WHAT IS BEING ASKED
Write out the records exactly, from their start through the line that contains "option-b: B：建设行政主管部门 [187, 967, 458, 997]", including that line.

((

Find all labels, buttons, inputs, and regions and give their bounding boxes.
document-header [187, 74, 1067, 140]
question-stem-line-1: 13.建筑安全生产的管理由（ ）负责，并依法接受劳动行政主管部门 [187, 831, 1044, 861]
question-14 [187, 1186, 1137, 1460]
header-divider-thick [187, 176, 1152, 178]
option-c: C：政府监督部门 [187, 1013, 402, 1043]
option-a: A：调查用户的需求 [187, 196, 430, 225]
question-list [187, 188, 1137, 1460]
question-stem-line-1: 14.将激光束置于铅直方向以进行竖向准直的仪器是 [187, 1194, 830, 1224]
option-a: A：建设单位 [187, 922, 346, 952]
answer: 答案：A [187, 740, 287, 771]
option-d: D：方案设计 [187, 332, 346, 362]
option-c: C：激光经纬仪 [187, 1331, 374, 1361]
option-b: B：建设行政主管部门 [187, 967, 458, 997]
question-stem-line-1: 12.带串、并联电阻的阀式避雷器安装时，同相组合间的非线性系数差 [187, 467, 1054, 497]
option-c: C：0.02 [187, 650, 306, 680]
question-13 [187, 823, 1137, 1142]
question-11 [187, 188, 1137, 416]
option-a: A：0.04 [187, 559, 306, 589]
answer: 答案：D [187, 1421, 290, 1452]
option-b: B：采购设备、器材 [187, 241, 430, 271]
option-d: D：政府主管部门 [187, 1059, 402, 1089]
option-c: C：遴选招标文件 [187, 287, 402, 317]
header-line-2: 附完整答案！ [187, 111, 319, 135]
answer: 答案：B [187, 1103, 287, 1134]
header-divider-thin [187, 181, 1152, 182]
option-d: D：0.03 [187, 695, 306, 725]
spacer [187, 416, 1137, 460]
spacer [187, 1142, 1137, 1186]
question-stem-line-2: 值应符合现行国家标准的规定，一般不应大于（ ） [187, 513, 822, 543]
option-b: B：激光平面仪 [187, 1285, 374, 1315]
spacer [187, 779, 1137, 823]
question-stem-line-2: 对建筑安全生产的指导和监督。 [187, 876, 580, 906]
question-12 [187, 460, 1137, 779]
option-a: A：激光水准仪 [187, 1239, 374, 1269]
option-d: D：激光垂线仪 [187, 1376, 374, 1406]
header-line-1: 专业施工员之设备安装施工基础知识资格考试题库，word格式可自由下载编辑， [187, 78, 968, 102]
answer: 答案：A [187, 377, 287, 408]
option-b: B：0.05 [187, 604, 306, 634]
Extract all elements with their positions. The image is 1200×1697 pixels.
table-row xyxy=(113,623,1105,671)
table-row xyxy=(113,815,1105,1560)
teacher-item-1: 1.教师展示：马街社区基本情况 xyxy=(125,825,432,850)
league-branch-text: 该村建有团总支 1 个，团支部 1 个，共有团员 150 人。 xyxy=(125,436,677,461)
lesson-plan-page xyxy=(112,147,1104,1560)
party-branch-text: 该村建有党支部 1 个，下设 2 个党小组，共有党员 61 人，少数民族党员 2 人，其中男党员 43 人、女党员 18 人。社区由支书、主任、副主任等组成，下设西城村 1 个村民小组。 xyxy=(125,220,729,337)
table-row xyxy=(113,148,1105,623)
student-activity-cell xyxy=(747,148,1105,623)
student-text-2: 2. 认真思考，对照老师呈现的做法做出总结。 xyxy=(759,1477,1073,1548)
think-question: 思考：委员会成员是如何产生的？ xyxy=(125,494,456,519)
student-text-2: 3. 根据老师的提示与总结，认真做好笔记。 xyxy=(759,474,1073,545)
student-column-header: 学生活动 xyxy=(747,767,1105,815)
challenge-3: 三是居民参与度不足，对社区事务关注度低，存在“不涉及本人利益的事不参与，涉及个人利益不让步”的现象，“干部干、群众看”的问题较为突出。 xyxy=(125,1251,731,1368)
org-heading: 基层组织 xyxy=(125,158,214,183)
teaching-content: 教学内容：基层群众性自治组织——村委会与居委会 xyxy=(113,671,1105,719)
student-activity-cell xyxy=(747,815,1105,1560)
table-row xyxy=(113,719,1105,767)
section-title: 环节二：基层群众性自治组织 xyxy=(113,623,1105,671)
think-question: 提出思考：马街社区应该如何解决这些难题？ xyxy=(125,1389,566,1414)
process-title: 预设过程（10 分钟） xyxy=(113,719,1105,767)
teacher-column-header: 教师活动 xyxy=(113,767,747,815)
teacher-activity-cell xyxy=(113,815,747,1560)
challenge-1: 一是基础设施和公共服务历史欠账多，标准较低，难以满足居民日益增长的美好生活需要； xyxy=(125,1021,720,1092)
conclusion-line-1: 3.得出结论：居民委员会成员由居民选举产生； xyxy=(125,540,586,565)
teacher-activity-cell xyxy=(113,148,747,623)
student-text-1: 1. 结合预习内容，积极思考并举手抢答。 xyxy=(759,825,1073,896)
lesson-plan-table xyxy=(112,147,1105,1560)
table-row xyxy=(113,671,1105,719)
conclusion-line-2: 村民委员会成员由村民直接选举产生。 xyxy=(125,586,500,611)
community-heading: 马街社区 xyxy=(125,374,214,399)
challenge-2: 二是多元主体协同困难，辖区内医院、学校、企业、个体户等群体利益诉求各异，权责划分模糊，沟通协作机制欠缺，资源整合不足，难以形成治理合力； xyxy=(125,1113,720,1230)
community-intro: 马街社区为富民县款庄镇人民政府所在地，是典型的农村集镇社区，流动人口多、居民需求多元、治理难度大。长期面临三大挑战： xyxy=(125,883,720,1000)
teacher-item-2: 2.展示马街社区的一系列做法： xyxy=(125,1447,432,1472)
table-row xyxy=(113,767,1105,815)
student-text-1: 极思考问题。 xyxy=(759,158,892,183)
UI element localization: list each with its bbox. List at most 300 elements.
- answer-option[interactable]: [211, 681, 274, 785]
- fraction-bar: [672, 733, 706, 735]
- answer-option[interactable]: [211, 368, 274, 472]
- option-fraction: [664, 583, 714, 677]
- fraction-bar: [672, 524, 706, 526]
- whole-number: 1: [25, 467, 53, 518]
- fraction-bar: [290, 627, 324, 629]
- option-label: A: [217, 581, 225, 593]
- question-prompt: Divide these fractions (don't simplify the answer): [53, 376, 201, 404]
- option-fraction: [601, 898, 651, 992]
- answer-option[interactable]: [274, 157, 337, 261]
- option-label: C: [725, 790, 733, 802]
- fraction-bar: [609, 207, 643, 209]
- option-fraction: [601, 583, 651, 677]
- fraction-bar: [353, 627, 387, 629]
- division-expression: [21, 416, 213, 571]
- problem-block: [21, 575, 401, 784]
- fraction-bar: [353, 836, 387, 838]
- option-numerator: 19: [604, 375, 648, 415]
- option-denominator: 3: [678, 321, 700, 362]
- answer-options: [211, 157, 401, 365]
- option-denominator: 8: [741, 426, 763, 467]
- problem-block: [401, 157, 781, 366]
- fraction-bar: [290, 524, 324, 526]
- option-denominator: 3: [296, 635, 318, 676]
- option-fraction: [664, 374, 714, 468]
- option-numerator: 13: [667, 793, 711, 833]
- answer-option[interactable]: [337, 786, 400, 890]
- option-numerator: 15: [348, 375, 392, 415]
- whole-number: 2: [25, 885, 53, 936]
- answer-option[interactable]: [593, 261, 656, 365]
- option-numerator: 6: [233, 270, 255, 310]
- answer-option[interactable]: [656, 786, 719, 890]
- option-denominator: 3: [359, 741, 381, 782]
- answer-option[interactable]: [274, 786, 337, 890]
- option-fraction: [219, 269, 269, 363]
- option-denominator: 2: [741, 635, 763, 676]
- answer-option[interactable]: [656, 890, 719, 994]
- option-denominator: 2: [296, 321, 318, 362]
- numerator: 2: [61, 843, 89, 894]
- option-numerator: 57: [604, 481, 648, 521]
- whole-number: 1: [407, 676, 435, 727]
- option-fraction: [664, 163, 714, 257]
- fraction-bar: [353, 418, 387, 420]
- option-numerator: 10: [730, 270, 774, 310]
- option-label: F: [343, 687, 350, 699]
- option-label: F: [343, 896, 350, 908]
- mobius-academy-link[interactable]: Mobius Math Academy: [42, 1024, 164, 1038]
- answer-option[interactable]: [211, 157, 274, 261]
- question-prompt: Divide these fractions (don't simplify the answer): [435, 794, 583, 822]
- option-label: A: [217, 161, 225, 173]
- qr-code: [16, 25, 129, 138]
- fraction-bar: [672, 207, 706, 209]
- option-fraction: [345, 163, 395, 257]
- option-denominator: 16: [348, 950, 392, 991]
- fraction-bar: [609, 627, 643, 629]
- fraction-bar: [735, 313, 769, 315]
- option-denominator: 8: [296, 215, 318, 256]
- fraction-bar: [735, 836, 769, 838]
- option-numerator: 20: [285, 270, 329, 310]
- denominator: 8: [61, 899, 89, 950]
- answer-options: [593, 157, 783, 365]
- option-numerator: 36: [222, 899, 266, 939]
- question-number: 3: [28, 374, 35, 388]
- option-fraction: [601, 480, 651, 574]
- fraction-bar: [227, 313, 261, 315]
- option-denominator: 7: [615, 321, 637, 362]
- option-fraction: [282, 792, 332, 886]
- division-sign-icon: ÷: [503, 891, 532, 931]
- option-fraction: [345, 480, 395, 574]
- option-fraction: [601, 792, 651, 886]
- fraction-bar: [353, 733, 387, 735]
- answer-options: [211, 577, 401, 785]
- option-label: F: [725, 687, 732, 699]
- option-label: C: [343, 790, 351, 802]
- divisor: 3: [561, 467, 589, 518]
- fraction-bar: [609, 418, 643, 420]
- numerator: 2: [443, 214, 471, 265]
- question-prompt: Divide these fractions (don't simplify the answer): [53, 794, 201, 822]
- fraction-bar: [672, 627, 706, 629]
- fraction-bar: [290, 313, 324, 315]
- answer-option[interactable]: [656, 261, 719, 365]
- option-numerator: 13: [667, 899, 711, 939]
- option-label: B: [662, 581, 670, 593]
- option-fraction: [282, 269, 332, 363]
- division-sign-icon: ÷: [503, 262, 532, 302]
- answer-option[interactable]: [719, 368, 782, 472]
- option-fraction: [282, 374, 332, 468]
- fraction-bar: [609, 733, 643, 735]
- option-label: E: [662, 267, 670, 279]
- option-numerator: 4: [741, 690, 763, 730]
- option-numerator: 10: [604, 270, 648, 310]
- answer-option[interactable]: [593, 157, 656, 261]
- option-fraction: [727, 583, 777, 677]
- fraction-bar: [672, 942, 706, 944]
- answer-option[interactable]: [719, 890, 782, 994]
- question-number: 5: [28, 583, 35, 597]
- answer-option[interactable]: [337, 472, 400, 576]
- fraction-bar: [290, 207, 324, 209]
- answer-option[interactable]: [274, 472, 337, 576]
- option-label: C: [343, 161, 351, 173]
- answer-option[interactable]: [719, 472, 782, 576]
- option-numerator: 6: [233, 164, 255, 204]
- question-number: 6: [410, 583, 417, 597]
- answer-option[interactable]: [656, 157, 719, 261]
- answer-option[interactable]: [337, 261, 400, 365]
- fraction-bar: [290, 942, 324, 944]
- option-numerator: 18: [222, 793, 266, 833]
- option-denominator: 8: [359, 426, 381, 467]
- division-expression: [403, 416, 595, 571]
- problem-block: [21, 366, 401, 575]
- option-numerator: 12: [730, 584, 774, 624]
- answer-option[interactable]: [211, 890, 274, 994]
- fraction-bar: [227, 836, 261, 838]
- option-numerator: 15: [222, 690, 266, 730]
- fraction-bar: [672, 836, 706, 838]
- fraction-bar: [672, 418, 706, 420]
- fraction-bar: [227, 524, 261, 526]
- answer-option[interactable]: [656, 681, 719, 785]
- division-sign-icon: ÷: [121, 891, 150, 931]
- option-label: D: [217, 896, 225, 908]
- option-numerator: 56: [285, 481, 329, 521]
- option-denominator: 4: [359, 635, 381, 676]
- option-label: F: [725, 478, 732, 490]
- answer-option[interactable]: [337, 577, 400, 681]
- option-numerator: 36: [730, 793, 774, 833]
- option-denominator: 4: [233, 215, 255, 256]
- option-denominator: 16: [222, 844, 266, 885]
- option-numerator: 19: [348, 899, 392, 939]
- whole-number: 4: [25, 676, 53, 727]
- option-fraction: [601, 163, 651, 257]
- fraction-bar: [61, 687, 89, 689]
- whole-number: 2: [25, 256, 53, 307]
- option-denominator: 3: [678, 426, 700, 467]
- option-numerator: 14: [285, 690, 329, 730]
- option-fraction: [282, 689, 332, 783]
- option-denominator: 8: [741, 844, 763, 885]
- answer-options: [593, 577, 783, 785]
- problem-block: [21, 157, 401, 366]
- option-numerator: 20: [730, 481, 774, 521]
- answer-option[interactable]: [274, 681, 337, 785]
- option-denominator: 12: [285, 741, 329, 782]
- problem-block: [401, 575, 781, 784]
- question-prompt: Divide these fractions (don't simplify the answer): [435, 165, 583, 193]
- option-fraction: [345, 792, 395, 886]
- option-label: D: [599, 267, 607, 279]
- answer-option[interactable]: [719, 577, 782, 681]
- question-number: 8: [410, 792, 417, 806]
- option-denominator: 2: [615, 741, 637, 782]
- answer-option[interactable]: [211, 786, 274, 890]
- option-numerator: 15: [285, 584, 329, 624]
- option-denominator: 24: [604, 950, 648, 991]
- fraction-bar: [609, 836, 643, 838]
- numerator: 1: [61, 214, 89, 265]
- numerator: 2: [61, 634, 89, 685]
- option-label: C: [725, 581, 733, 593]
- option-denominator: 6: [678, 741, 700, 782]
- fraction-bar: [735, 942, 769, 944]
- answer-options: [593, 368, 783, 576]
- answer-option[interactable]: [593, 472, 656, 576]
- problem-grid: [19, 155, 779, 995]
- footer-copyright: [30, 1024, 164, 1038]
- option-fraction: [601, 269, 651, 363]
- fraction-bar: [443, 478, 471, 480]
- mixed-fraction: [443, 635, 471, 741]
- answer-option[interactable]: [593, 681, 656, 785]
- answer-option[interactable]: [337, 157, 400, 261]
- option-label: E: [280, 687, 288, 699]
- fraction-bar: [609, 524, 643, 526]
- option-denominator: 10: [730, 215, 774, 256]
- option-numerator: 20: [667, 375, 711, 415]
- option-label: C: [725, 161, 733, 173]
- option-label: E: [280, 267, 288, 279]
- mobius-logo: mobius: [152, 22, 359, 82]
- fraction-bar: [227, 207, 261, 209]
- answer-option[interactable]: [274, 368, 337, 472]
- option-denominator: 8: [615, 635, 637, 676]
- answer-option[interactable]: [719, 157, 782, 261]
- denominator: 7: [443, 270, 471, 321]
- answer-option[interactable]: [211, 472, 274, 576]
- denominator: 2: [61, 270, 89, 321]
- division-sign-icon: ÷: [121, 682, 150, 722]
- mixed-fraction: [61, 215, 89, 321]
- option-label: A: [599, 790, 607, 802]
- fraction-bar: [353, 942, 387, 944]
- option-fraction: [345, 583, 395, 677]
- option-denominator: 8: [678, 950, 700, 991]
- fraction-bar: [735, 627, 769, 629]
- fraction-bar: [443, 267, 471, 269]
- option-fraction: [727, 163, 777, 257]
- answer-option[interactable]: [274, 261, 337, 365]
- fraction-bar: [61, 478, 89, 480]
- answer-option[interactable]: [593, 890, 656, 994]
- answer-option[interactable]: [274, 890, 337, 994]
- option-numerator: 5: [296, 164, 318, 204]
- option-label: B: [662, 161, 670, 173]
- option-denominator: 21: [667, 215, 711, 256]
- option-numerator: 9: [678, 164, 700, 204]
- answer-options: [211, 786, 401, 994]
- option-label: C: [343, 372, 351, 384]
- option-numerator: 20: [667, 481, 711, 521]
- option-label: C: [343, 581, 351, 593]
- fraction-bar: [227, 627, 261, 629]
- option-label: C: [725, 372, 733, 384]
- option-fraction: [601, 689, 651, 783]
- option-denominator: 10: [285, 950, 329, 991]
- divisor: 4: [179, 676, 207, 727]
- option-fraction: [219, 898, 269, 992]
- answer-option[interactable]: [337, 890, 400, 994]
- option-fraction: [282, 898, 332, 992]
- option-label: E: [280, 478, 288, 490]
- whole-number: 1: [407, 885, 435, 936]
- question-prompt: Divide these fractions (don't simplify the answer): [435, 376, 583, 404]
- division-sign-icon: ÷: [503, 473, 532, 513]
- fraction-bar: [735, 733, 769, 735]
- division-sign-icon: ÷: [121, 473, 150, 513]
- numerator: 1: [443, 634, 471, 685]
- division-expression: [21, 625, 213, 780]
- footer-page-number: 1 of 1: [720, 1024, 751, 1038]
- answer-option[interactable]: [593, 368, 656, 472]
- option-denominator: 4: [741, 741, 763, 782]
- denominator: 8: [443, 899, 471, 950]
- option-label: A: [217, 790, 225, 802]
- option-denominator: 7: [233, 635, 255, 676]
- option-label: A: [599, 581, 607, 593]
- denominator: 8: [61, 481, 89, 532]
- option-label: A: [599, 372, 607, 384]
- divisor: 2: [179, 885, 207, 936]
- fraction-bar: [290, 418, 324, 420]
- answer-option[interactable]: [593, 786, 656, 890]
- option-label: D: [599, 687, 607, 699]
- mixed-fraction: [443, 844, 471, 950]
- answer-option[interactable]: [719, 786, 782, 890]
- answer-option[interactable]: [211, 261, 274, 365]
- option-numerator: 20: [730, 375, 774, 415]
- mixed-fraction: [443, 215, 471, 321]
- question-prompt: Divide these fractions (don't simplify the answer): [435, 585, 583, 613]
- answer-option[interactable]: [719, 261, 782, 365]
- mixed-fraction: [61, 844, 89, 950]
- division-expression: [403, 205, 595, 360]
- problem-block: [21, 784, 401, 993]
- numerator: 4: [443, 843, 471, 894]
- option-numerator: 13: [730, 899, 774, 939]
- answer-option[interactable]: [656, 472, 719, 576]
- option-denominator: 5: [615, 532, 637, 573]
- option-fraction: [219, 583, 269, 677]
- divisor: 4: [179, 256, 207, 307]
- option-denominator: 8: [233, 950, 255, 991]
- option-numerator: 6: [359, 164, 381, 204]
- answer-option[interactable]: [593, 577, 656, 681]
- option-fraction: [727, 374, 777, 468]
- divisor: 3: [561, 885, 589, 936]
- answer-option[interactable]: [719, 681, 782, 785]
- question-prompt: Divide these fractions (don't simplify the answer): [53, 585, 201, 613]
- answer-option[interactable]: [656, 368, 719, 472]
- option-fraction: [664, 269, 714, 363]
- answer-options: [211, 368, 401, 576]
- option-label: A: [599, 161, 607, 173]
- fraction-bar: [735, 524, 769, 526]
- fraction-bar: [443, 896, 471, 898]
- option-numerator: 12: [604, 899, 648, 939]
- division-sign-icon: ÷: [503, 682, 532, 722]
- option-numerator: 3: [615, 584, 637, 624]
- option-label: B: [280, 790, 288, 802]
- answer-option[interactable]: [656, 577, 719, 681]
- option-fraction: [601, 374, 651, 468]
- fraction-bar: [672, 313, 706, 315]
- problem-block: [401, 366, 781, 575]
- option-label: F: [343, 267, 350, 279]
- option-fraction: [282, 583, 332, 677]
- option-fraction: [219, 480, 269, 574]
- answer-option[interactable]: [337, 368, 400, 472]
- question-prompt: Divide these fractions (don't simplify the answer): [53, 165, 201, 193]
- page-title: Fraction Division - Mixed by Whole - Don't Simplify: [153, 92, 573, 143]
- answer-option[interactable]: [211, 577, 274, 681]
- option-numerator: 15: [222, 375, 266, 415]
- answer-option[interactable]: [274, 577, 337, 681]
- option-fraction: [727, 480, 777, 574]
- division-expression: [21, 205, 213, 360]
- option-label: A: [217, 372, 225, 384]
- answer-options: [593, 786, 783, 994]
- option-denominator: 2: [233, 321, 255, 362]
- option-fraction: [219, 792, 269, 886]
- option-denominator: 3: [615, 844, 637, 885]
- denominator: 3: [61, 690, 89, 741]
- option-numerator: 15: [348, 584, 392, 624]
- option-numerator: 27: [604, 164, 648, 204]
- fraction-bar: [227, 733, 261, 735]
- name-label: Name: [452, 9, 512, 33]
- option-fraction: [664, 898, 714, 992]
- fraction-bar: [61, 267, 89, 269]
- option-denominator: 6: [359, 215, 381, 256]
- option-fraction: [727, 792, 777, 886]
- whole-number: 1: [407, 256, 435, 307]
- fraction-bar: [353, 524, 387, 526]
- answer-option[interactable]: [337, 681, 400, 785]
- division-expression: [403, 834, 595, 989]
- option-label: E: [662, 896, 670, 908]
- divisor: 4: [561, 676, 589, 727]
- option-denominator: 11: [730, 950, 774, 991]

))

RESULT
Find all labels, buttons, inputs, and regions and give their bounding boxes.
document-header [187, 74, 1067, 140]
question-stem-line-1: 13.建筑安全生产的管理由（ ）负责，并依法接受劳动行政主管部门 [187, 831, 1044, 861]
question-14 [187, 1186, 1137, 1460]
header-divider-thick [187, 176, 1152, 178]
option-c: C：政府监督部门 [187, 1013, 402, 1043]
option-a: A：调查用户的需求 [187, 196, 430, 225]
question-list [187, 188, 1137, 1460]
question-stem-line-1: 14.将激光束置于铅直方向以进行竖向准直的仪器是 [187, 1194, 830, 1224]
option-a: A：建设单位 [187, 922, 346, 952]
answer: 答案：A [187, 740, 287, 771]
option-d: D：方案设计 [187, 332, 346, 362]
option-c: C：激光经纬仪 [187, 1331, 374, 1361]
option-b: B：建设行政主管部门 [187, 967, 458, 997]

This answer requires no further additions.